[Short exercise] Of the lines in the listing below, how many hold "that"? Answer with the number only.

>> BEGIN Given data

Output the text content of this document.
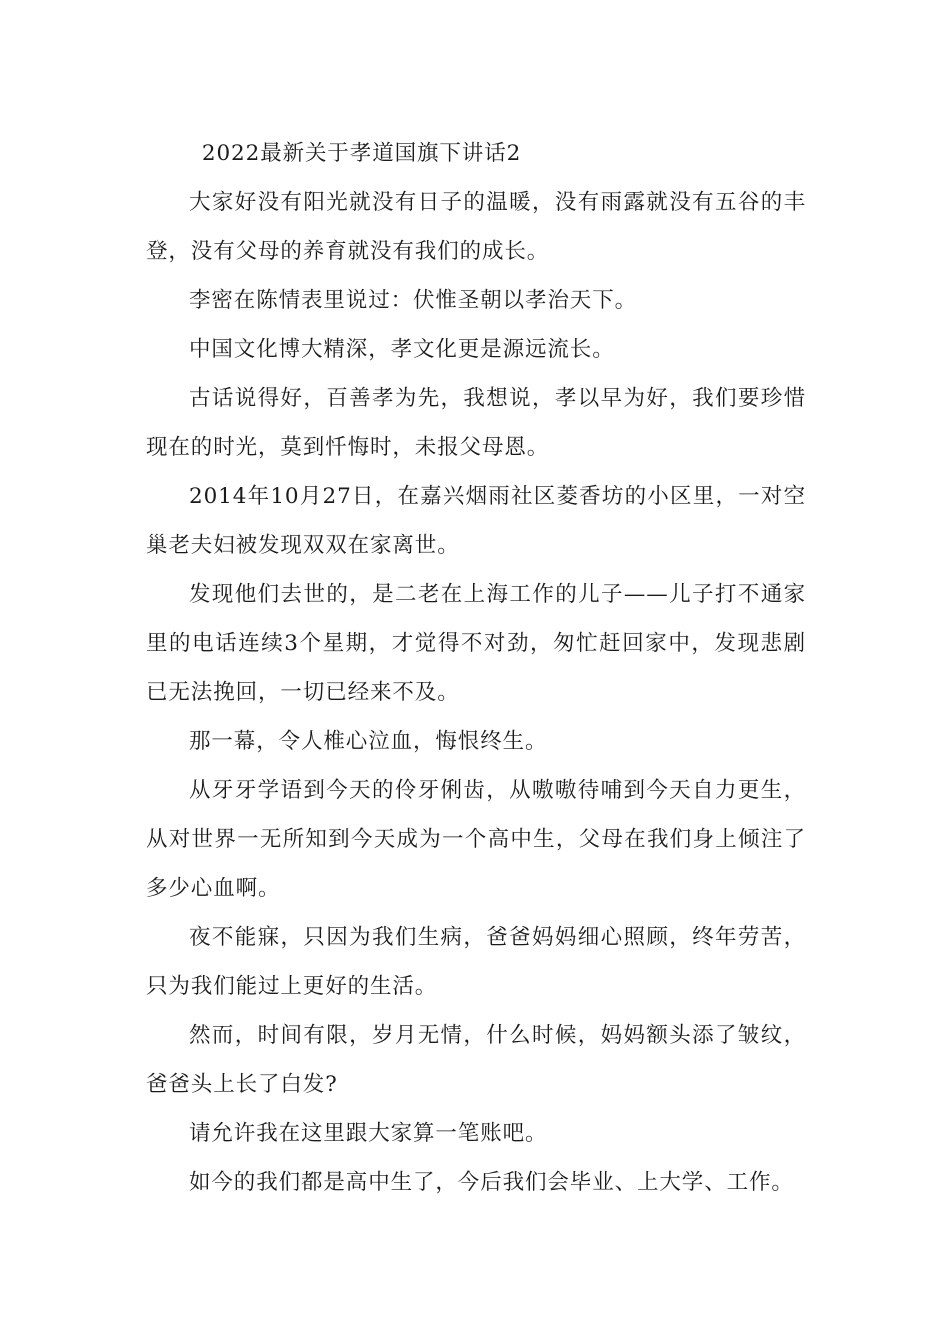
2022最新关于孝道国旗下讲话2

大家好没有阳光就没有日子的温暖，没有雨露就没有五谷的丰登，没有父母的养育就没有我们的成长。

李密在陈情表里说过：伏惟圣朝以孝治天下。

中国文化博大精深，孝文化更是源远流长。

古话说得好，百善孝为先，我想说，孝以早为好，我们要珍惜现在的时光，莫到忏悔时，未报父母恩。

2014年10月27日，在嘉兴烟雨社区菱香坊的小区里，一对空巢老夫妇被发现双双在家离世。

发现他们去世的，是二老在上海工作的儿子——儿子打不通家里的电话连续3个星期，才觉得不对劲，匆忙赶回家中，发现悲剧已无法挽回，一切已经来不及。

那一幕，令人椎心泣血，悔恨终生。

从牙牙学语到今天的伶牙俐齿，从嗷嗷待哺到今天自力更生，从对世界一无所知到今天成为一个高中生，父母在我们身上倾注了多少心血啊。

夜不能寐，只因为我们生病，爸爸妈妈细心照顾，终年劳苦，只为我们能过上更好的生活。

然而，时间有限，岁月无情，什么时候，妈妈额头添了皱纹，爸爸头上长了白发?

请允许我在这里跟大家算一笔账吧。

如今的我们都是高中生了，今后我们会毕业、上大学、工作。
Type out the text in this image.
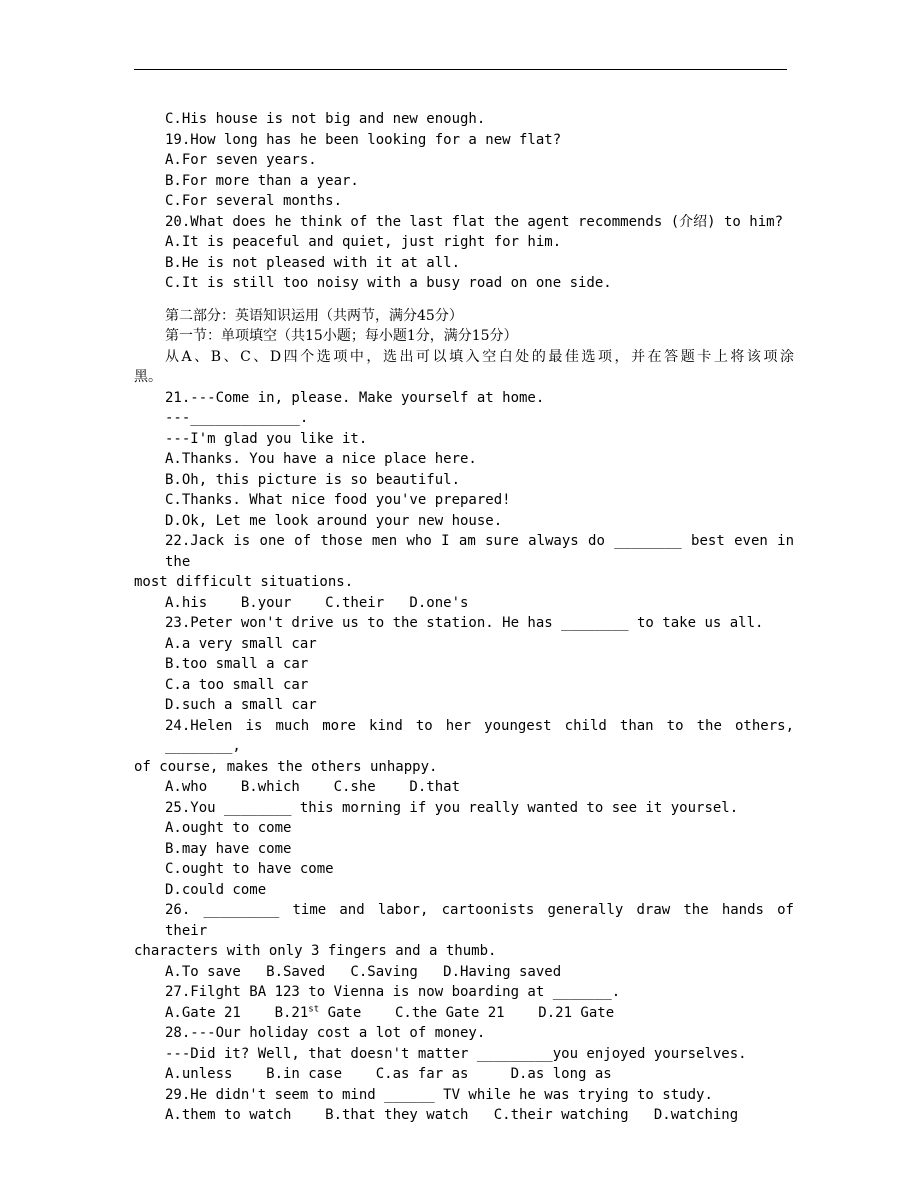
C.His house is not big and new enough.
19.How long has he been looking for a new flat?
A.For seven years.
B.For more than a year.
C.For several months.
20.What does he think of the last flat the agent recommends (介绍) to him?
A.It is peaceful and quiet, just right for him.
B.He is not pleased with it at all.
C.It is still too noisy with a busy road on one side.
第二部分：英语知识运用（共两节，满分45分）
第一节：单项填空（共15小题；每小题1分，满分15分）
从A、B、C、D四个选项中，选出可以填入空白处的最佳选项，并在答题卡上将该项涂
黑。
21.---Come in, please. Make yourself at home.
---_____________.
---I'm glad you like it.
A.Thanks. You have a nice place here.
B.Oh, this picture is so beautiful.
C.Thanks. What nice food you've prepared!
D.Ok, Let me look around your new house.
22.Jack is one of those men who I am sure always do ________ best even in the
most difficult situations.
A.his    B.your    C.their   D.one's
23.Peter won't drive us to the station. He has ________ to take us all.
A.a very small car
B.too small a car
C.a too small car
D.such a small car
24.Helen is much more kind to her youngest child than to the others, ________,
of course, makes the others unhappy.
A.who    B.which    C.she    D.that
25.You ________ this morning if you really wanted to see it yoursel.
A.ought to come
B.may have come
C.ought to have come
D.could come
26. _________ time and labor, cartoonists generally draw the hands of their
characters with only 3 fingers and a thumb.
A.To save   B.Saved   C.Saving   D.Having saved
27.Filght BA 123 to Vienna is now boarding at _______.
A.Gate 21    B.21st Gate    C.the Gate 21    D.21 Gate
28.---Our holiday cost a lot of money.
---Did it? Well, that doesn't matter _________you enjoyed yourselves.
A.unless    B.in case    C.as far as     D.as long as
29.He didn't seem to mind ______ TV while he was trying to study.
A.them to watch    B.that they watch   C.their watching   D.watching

>> END Given data
>> BEGIN Given data

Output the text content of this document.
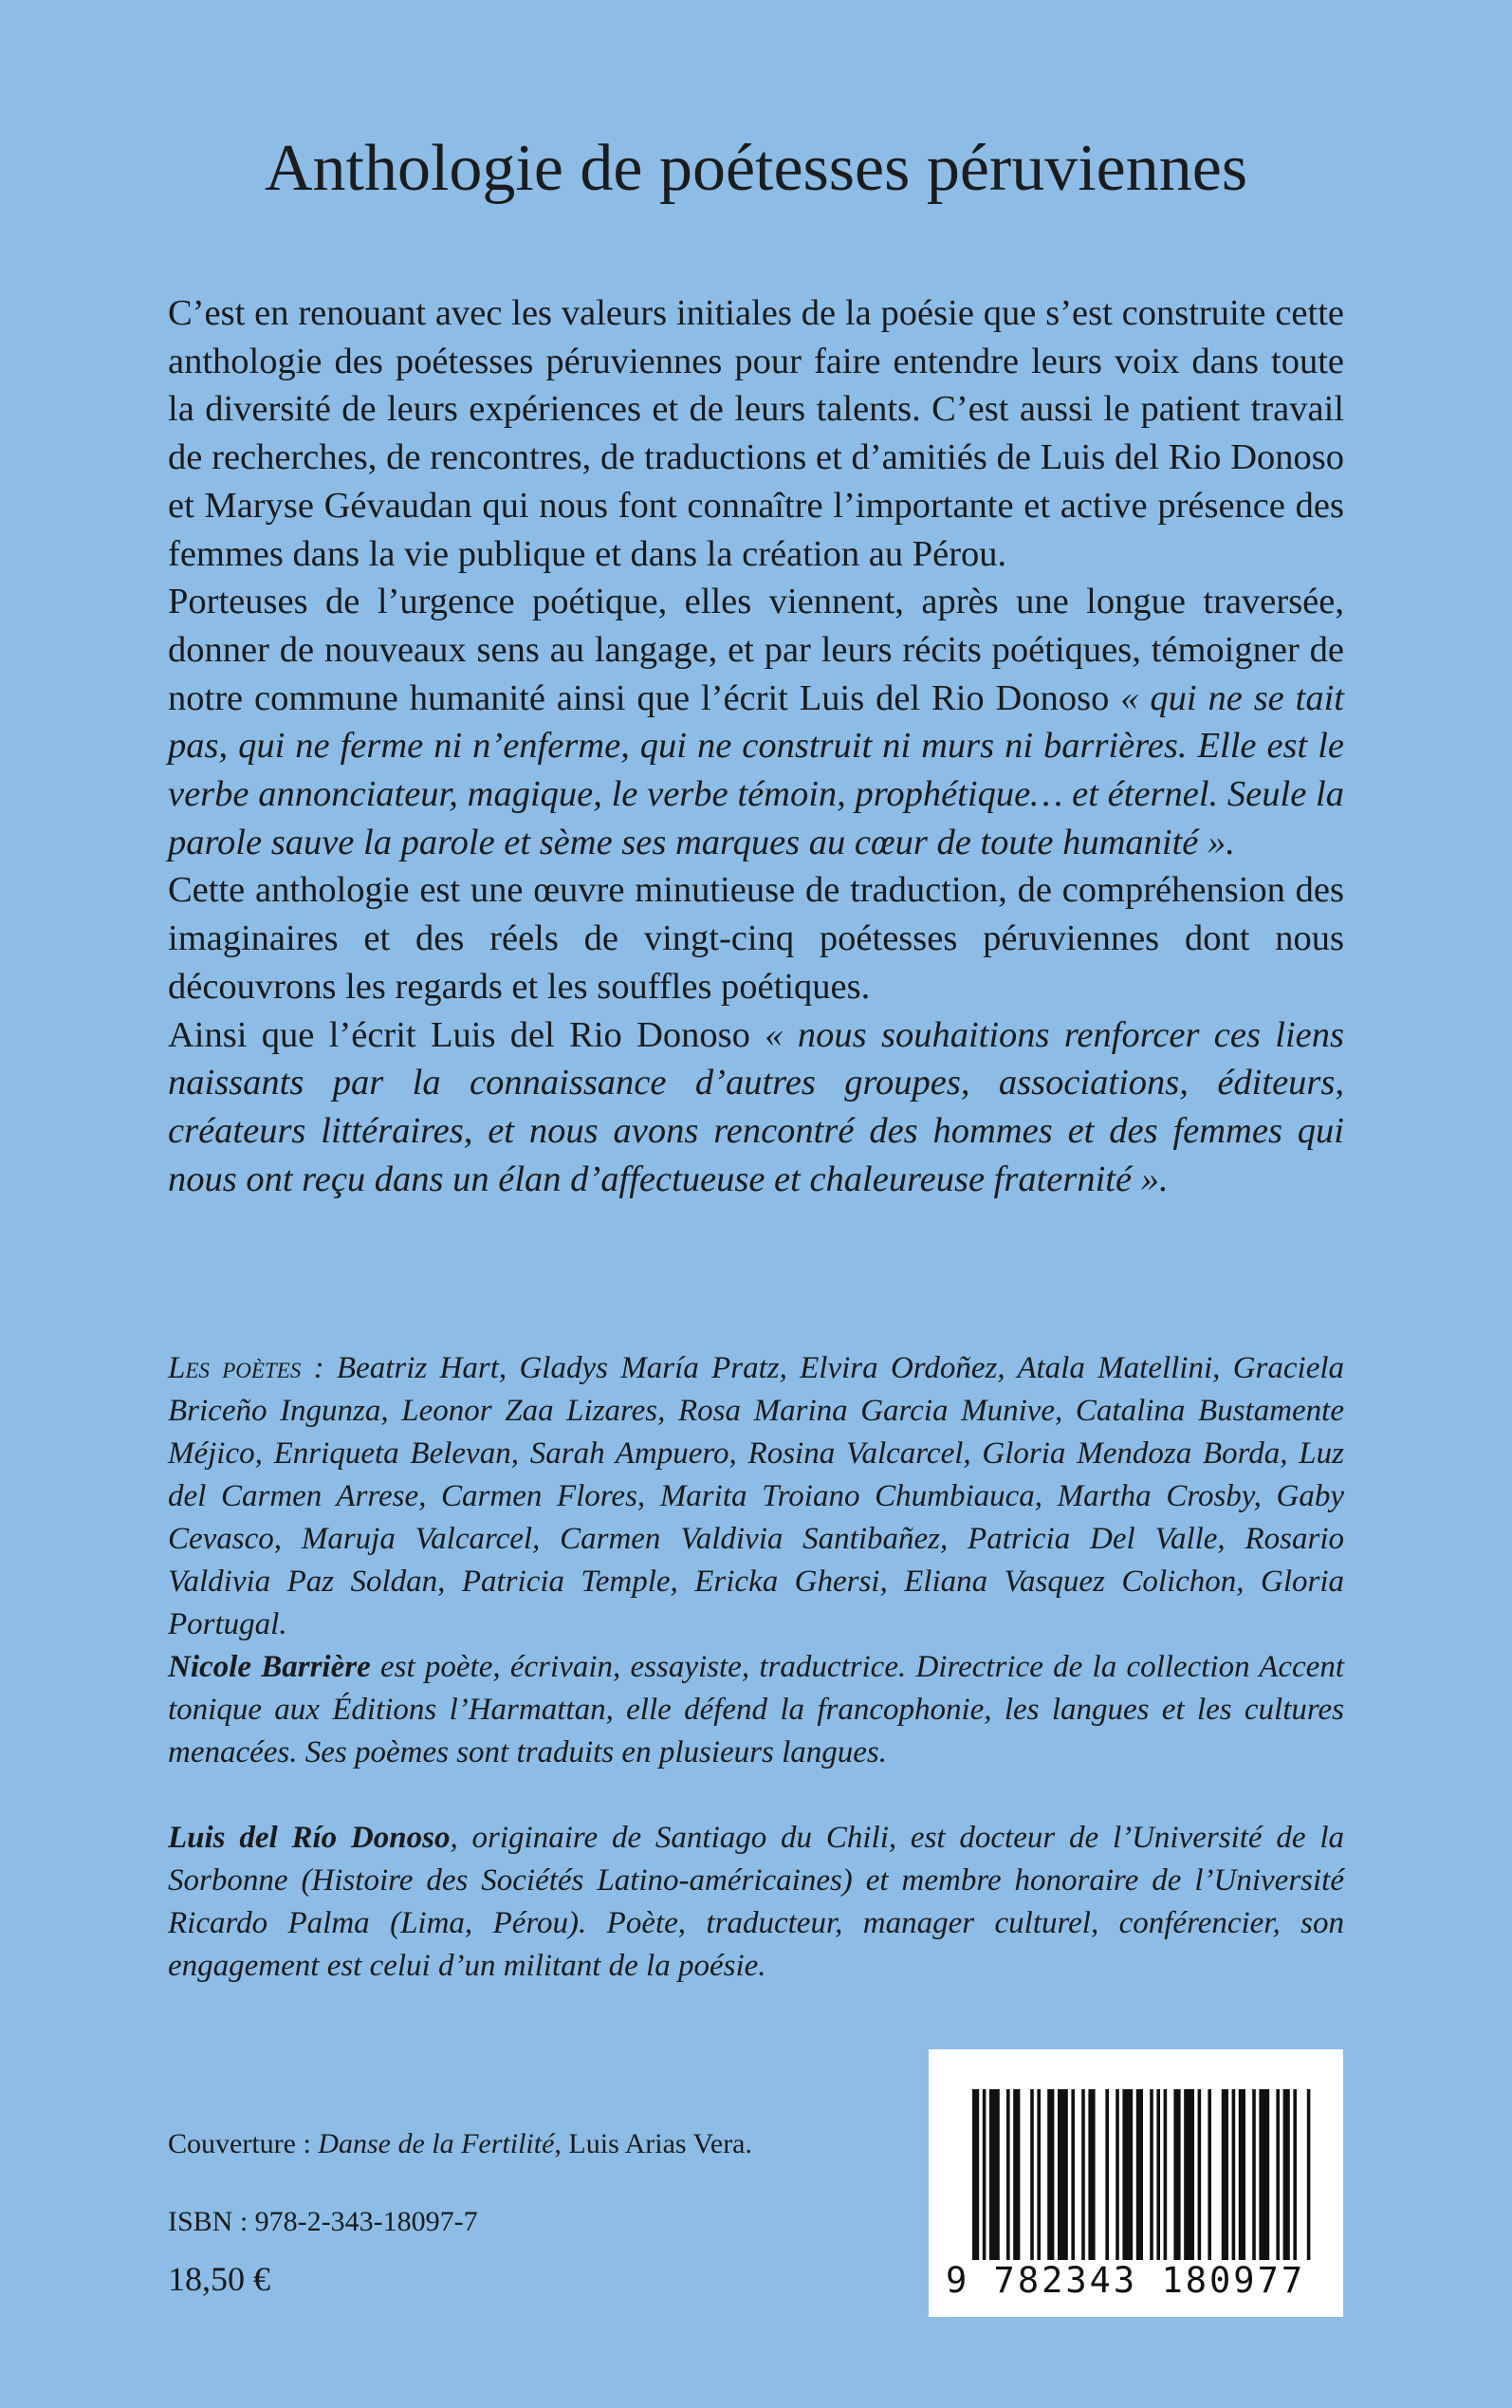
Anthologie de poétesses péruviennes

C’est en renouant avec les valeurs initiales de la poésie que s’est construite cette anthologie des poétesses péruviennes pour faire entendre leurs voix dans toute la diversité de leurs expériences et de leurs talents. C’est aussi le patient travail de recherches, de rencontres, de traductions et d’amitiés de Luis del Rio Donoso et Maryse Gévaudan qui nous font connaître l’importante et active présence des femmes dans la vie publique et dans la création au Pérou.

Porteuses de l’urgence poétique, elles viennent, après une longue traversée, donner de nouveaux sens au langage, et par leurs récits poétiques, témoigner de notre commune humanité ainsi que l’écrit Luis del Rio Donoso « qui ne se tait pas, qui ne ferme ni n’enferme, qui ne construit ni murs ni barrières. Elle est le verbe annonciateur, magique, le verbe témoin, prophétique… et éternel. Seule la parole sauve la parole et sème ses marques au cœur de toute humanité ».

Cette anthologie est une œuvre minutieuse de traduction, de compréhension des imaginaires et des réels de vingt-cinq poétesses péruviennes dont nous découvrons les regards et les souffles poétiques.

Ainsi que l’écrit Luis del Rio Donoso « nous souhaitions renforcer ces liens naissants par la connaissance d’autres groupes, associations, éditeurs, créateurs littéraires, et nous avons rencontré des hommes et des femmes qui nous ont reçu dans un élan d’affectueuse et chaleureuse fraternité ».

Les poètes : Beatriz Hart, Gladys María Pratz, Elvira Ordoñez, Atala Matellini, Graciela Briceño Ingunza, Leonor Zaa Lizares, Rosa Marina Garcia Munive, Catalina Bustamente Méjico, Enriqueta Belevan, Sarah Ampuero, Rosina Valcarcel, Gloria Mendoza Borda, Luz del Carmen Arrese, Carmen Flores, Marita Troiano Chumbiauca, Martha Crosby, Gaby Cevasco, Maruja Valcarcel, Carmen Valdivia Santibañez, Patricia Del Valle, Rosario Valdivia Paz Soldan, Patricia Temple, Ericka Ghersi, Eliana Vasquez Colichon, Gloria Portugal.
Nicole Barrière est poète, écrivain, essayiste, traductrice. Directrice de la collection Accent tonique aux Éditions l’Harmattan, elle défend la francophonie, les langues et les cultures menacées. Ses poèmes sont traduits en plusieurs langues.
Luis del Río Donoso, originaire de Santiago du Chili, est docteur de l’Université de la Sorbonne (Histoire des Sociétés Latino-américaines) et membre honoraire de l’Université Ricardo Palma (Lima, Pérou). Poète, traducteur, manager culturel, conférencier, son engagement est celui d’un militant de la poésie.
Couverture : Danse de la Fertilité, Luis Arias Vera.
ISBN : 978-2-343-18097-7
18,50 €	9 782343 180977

>> END Given data

[Answer for the task] 3